***** RECORDS TO USE

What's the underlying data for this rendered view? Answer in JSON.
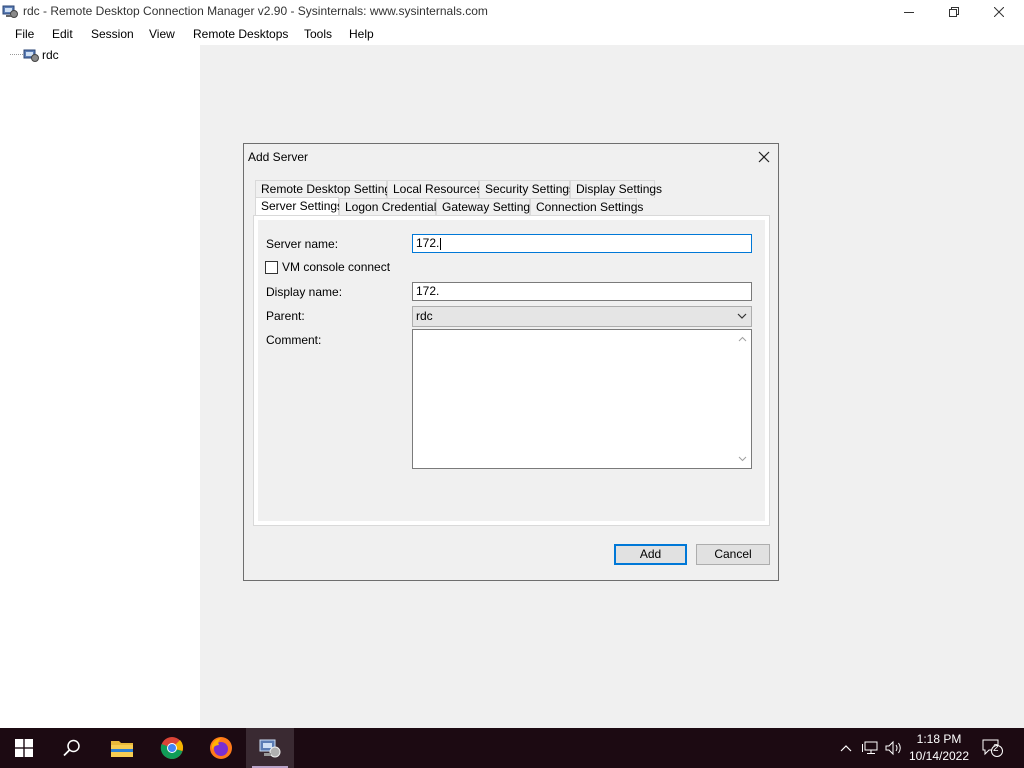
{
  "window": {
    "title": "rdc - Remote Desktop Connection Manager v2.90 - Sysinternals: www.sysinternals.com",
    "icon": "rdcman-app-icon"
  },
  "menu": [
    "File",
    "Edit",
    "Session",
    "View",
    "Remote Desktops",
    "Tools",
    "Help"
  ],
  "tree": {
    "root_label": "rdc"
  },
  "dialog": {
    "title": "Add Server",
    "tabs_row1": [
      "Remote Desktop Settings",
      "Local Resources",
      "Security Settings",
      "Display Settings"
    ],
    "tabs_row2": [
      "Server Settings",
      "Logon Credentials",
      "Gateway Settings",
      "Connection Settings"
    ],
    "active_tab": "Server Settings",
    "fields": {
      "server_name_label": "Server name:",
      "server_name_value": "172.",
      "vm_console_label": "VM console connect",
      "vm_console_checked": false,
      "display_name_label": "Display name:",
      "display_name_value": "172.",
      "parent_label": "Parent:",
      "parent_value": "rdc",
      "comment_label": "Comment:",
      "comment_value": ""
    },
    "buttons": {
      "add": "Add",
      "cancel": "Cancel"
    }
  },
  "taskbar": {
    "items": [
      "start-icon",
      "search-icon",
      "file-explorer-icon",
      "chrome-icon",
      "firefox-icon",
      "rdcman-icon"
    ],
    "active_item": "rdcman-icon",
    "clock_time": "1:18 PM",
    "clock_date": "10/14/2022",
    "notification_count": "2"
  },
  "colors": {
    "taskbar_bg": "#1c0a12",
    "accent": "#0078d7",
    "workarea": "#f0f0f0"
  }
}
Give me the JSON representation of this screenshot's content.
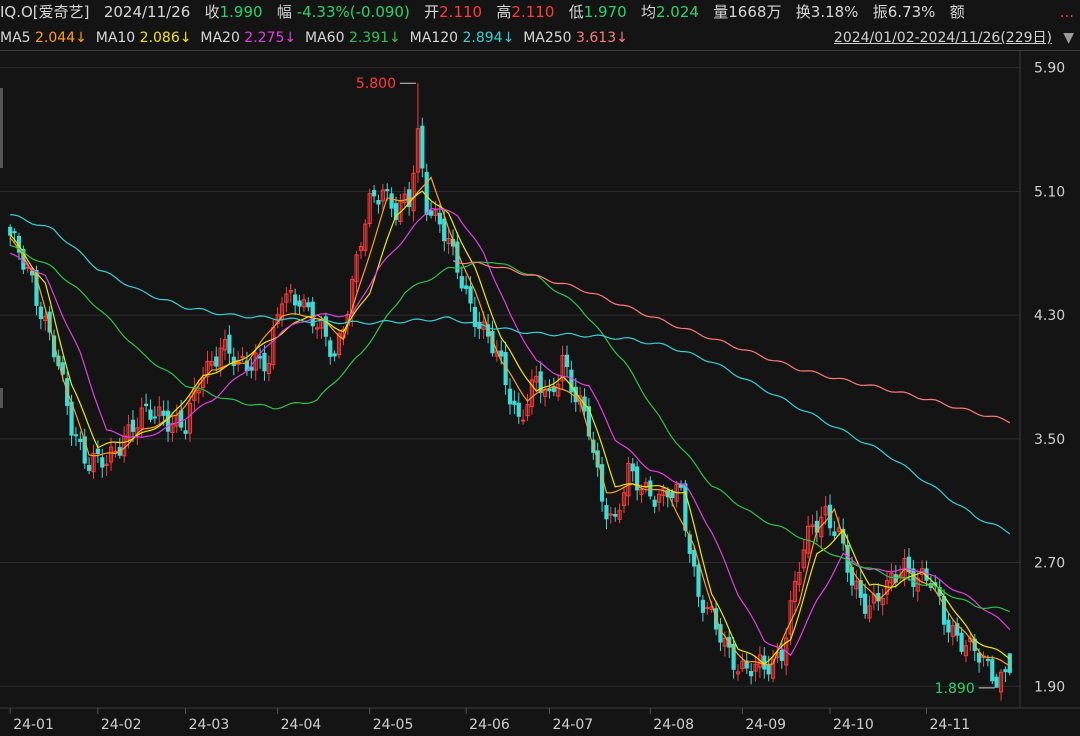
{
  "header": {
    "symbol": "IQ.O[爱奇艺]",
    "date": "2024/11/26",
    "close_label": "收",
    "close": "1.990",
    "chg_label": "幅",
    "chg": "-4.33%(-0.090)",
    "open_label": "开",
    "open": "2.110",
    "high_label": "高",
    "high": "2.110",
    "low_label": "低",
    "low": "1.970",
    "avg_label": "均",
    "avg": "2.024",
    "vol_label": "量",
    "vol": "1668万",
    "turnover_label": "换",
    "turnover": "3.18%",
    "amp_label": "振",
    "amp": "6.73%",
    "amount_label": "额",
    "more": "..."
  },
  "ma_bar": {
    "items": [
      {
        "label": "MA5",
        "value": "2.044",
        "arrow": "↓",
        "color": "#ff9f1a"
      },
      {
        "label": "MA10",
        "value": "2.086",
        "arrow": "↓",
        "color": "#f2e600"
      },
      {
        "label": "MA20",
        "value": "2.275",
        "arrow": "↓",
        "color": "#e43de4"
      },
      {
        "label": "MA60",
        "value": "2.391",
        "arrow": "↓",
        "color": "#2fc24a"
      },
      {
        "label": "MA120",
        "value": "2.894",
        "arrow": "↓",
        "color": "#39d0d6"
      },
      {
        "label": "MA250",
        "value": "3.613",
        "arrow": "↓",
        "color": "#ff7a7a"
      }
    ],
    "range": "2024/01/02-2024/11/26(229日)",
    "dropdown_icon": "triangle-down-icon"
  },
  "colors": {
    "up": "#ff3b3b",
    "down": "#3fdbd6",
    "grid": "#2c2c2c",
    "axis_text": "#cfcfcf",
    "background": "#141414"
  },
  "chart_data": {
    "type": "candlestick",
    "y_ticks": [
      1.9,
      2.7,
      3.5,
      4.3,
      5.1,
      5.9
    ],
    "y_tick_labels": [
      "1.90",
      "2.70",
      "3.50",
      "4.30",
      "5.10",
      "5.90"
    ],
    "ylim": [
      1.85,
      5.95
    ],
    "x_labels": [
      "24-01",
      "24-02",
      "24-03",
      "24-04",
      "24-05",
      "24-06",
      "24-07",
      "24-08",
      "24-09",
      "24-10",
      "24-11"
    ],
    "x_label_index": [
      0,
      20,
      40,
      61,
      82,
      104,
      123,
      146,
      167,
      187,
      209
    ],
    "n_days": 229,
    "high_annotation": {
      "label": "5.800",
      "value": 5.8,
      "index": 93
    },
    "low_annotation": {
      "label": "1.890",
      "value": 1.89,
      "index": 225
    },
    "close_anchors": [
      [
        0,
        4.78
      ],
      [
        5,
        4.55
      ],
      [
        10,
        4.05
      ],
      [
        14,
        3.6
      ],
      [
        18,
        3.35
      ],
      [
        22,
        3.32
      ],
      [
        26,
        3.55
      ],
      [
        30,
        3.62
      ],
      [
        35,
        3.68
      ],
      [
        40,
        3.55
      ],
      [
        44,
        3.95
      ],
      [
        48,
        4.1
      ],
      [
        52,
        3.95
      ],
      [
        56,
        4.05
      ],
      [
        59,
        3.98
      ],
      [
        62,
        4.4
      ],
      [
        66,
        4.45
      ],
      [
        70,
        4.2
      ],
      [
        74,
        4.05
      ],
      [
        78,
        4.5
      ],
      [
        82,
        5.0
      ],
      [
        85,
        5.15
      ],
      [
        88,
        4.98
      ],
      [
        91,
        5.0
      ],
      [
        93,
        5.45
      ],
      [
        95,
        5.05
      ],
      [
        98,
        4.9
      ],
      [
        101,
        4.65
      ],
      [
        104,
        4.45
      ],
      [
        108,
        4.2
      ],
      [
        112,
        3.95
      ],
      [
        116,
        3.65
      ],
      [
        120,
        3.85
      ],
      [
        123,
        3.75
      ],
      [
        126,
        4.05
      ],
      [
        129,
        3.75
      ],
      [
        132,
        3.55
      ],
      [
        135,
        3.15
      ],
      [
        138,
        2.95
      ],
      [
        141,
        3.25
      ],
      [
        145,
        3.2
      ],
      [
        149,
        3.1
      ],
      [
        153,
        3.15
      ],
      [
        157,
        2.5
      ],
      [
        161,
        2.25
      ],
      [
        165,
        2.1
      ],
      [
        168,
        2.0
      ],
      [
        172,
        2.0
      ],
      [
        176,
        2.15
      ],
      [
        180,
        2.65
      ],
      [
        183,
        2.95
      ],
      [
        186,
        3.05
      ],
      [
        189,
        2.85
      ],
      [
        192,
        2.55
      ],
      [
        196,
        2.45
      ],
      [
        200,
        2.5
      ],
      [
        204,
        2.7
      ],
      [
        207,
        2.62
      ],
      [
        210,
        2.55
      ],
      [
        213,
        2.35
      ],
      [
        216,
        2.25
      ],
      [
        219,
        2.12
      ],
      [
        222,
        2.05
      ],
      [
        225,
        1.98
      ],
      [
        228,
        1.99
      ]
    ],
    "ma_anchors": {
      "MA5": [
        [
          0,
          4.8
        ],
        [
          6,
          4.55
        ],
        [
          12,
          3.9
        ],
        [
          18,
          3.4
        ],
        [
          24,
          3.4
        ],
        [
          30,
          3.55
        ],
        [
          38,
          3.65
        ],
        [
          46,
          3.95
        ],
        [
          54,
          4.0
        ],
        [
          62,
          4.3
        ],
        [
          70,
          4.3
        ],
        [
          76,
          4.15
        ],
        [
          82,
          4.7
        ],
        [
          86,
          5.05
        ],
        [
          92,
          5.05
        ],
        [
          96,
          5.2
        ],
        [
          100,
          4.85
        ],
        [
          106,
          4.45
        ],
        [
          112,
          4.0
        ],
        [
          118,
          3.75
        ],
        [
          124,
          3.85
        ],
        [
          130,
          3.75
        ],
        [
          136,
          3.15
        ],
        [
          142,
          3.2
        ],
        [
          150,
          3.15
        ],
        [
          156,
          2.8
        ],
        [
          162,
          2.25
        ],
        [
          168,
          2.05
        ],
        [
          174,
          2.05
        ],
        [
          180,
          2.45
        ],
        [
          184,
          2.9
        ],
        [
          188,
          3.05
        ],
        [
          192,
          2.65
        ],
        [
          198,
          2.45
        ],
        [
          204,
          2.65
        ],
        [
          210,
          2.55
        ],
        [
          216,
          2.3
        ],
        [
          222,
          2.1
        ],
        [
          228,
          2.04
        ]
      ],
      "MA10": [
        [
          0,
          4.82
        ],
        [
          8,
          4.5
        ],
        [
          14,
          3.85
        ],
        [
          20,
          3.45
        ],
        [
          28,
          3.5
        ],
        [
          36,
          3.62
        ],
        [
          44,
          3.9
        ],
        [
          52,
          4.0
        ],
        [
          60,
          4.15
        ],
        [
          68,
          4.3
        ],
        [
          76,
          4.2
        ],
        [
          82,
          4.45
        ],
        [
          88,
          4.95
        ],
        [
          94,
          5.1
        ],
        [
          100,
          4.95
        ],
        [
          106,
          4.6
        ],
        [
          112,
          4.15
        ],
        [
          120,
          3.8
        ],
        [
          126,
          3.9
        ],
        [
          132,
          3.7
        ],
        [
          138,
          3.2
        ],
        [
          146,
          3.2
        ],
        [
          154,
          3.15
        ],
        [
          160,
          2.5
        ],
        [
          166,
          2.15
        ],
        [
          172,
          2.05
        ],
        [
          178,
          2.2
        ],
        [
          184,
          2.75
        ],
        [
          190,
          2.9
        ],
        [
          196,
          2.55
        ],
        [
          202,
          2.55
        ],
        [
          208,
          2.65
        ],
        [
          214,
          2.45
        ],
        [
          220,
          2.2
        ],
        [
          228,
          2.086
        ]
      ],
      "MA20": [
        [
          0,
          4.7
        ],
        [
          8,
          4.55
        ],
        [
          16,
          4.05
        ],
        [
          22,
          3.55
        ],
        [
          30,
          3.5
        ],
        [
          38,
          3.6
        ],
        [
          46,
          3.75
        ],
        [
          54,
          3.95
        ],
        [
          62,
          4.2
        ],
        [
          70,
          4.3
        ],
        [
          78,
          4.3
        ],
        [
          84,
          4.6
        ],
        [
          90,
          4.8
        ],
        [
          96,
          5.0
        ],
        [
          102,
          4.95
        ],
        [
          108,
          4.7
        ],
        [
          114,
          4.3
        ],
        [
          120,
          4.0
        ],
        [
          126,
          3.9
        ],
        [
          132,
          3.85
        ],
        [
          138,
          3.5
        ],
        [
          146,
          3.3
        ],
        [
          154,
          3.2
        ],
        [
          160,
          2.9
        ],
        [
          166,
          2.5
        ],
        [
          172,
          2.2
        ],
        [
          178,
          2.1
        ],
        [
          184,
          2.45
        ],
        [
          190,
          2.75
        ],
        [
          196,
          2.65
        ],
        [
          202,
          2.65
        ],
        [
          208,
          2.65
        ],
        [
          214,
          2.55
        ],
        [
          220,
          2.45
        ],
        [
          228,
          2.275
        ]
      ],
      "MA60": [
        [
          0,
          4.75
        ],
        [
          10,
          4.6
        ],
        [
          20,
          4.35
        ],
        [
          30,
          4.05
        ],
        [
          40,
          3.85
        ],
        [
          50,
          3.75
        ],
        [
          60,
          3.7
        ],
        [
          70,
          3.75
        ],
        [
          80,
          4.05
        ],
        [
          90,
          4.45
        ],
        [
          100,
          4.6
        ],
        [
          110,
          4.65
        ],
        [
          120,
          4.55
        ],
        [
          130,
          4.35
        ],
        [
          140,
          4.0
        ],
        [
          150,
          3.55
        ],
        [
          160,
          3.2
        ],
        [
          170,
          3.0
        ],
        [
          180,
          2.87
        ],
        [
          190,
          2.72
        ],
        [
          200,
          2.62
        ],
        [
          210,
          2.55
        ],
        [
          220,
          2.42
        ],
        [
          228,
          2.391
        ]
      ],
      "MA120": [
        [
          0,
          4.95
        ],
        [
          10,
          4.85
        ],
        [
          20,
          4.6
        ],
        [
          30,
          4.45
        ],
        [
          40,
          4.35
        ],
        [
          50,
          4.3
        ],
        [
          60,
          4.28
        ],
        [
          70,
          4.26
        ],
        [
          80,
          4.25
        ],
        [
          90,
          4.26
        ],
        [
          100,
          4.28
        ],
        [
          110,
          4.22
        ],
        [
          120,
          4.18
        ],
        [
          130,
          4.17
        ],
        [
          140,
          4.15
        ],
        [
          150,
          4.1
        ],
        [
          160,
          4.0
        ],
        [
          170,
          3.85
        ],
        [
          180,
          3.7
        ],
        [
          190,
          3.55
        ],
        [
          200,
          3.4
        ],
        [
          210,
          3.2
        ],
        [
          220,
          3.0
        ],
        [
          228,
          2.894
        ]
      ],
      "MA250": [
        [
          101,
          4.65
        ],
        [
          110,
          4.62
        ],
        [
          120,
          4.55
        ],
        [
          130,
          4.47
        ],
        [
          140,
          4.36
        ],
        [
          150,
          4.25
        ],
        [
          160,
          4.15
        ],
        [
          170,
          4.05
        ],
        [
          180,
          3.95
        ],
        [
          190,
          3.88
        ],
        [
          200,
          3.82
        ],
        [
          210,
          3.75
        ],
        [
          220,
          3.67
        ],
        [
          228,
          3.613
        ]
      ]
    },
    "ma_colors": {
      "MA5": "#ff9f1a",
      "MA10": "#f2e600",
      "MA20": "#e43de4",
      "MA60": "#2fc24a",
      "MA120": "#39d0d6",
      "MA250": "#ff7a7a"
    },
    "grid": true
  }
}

**********
***** RECORDS TO USE

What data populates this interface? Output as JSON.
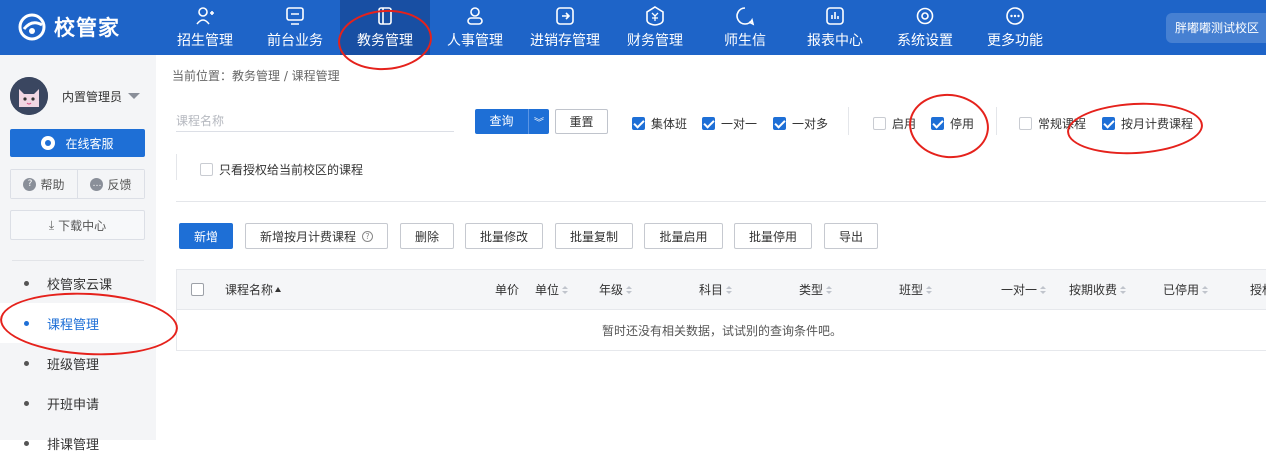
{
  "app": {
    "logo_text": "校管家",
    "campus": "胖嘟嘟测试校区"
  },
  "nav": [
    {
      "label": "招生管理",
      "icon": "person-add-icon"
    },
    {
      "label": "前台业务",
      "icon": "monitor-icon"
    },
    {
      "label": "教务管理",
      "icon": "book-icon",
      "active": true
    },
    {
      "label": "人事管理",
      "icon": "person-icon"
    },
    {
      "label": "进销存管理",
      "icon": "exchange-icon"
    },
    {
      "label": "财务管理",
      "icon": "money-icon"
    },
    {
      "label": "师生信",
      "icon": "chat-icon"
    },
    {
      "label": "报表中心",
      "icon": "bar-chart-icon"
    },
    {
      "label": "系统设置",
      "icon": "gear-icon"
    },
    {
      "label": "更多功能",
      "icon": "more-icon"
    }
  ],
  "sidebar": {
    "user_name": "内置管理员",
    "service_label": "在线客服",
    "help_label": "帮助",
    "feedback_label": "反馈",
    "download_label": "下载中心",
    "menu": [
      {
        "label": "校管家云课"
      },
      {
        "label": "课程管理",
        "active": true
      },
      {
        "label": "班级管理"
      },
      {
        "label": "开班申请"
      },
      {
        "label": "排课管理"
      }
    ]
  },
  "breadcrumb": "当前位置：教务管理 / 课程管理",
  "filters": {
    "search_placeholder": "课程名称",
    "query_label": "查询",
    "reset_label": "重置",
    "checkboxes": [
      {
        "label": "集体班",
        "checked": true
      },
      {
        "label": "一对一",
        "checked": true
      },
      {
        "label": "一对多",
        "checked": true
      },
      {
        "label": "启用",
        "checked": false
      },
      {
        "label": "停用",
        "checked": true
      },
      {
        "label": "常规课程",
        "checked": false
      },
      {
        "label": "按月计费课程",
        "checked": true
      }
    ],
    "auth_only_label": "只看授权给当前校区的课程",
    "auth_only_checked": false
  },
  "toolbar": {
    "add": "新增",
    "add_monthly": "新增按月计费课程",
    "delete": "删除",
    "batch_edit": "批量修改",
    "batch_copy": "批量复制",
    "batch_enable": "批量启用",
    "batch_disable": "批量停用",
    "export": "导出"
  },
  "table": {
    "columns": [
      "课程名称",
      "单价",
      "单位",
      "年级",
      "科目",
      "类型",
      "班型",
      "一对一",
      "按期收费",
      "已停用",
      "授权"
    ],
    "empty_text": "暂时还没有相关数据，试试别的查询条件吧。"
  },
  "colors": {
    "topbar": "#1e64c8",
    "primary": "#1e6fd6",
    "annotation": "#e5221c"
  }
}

**********
***** RECORDS TO USE

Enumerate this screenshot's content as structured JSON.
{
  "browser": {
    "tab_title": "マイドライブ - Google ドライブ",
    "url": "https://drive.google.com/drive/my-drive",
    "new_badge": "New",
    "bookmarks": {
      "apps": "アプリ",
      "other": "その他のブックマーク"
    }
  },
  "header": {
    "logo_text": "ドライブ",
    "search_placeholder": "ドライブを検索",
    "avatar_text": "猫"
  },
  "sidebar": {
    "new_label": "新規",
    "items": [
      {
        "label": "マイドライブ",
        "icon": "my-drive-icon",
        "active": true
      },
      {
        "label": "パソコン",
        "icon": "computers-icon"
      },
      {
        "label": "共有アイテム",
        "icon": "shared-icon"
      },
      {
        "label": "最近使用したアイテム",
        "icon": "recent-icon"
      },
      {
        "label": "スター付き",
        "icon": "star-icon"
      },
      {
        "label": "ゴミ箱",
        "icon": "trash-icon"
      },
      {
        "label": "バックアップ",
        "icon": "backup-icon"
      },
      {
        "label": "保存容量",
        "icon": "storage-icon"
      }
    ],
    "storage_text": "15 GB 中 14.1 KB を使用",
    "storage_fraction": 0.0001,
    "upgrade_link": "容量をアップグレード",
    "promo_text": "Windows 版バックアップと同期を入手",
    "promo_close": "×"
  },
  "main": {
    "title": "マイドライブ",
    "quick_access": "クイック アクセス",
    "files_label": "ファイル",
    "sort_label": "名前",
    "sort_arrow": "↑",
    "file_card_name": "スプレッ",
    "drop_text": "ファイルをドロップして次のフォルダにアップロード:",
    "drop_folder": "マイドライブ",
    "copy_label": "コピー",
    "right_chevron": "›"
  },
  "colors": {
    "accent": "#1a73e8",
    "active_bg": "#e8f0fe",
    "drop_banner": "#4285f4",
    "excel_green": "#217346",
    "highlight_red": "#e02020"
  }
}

**********

** DO THIS **
Collect the lines that hold "content".

** REPLY **
Give me the JSON representation of this screenshot's content.
Enumerate this screenshot's content as structured JSON.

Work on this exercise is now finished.